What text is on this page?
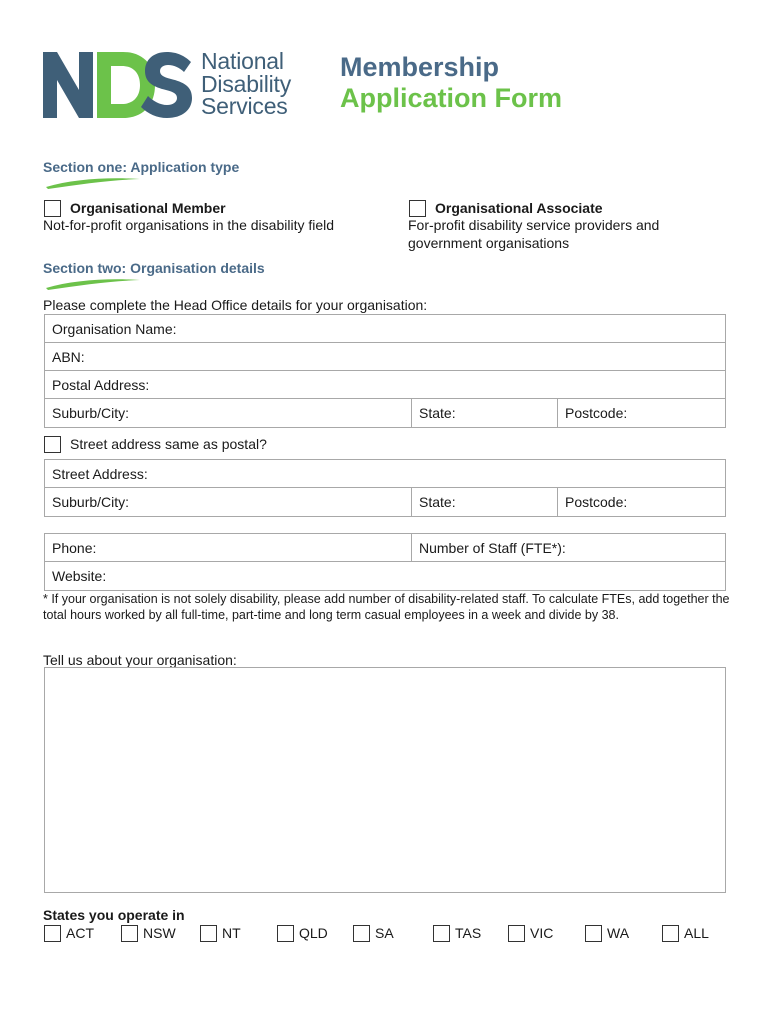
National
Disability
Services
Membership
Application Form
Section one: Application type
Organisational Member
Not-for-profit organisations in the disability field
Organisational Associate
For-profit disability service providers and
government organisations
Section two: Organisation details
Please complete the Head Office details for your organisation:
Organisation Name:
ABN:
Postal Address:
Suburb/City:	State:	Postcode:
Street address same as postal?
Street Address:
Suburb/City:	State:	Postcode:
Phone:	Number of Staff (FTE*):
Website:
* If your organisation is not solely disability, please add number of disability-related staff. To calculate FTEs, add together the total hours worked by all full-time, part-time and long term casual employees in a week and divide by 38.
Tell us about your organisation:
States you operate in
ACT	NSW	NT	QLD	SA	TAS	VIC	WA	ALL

++++++

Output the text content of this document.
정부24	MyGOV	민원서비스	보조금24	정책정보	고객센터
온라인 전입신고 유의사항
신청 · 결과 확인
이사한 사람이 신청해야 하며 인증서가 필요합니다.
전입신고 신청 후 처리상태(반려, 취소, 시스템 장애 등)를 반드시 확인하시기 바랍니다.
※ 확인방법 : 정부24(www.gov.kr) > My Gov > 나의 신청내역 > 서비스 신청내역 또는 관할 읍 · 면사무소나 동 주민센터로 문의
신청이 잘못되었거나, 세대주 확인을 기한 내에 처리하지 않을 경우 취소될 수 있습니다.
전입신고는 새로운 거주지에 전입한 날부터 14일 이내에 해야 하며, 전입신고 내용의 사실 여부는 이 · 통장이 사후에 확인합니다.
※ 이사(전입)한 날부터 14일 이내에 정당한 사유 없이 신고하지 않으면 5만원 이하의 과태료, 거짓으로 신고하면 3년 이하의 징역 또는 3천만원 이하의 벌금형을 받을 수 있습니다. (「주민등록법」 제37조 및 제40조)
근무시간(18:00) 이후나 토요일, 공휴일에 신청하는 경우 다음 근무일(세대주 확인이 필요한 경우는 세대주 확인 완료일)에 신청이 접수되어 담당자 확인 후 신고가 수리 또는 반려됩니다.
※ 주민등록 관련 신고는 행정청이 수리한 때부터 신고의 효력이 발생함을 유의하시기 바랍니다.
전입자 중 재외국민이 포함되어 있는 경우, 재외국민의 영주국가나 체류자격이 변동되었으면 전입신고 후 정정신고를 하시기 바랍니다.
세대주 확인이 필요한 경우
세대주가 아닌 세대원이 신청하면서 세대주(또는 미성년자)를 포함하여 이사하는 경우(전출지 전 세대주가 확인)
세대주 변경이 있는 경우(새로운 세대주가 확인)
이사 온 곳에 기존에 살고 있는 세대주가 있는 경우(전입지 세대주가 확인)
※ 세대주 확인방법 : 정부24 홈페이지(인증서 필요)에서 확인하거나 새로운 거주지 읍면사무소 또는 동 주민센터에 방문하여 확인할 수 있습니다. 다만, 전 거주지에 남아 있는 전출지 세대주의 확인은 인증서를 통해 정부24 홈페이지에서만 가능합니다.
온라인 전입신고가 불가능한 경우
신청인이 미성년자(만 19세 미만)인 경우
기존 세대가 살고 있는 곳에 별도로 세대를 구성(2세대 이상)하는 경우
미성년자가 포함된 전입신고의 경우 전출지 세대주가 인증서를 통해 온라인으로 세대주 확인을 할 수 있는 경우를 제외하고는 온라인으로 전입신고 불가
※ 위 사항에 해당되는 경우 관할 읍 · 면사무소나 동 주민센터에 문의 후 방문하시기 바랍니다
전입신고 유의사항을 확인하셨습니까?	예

++++++

Show every line in the entries where the string "text" occurs.

Written response:
What text is on this page?
Output the text content of this document.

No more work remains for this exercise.